++++ RECORD EXCERPTS

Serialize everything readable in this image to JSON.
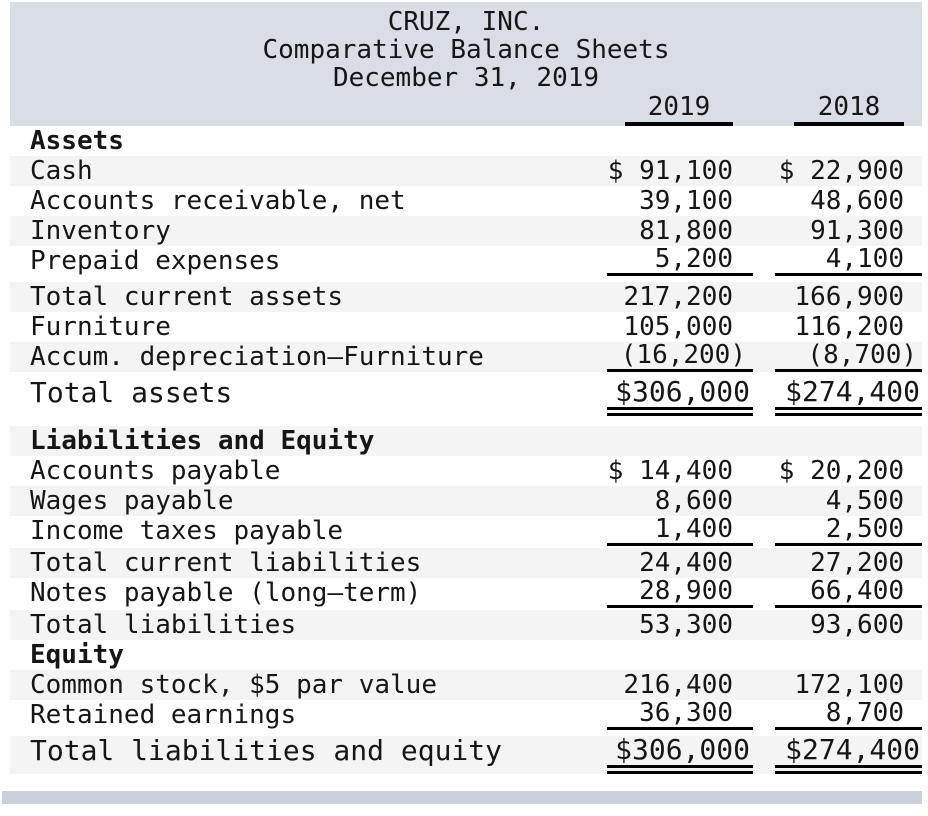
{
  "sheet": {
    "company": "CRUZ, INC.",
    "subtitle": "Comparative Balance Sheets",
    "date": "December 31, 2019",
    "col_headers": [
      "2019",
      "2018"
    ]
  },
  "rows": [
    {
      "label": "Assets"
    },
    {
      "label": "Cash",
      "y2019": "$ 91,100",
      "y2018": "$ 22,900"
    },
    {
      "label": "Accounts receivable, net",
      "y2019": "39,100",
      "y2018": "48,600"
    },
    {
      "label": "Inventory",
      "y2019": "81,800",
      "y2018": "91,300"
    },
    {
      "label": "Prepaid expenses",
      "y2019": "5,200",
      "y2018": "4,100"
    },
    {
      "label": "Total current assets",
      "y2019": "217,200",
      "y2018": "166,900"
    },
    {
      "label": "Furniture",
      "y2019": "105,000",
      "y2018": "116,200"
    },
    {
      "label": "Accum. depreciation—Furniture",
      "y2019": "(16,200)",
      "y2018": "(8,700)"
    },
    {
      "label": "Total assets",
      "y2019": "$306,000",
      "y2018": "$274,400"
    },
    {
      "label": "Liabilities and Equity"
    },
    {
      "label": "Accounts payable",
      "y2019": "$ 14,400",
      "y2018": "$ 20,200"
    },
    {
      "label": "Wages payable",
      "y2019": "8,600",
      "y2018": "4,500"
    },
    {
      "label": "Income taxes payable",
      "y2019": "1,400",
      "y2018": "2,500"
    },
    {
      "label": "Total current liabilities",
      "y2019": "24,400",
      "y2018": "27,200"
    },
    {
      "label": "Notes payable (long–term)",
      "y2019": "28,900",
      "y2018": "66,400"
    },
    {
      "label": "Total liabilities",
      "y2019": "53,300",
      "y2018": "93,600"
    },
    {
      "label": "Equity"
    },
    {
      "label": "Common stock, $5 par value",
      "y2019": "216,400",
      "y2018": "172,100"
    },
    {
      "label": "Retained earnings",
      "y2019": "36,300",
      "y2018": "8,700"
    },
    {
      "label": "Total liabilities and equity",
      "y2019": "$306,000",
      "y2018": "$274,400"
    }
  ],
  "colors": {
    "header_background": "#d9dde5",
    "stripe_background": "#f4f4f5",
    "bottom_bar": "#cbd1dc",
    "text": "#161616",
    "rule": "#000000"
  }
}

++++++++
++++ RECORD EXCERPTS

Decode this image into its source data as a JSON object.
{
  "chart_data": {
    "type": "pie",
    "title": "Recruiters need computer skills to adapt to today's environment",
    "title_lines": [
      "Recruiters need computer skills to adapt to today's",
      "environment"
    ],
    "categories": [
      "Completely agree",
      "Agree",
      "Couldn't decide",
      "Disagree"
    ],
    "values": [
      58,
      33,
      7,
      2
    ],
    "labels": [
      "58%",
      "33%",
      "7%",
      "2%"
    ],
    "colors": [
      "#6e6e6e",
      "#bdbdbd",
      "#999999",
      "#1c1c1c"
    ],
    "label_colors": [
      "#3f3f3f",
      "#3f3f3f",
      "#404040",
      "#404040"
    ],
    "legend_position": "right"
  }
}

++++++++
++++ RECORD EXCERPTS

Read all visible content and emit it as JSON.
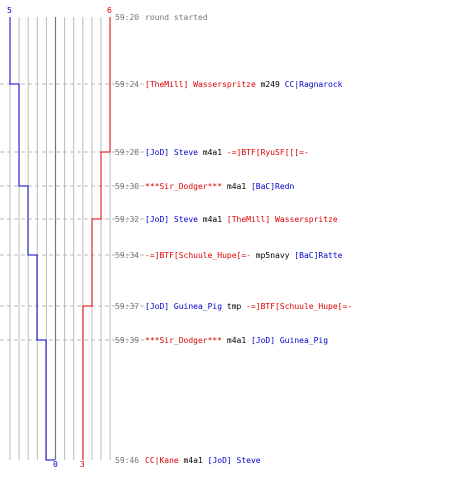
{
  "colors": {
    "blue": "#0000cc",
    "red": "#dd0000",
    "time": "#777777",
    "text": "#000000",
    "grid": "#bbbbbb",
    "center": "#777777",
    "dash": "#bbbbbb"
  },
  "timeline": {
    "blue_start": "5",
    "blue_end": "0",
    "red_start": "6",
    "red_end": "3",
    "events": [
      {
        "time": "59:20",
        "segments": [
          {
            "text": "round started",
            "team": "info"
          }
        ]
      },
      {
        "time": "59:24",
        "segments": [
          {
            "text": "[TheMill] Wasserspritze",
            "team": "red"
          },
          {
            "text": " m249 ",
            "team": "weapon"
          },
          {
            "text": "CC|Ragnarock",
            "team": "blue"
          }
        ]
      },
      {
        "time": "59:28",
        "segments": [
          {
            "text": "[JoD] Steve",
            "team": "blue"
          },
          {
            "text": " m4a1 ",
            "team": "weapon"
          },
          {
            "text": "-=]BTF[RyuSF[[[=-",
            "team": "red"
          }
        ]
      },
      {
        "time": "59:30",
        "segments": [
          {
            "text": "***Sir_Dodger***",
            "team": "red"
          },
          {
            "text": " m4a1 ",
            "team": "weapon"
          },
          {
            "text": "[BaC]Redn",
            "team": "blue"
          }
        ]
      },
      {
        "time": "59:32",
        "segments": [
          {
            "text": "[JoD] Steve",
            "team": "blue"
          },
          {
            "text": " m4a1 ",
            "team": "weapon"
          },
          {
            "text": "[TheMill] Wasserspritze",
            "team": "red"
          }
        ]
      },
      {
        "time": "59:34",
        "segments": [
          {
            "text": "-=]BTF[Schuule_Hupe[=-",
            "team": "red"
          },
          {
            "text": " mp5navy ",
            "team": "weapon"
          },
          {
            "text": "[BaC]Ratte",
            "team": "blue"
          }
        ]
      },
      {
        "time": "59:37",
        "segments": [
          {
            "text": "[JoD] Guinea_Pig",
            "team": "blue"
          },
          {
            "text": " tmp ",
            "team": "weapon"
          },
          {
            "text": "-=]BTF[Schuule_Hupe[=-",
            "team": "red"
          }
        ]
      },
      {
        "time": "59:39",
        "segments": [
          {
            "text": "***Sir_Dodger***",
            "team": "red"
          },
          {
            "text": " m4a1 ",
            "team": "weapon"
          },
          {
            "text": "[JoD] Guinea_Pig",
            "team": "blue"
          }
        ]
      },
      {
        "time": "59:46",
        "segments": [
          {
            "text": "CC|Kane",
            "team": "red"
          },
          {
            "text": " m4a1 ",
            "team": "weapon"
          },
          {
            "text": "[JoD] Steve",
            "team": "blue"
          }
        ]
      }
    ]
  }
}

++++++++

PROBLEM —
Which lines hold the word "adapt"? Copy all of them.

RESULT OF THE TASK —
    "title": "Recruiters need computer skills to adapt to today's environment",
      "Recruiters need computer skills to adapt to today's",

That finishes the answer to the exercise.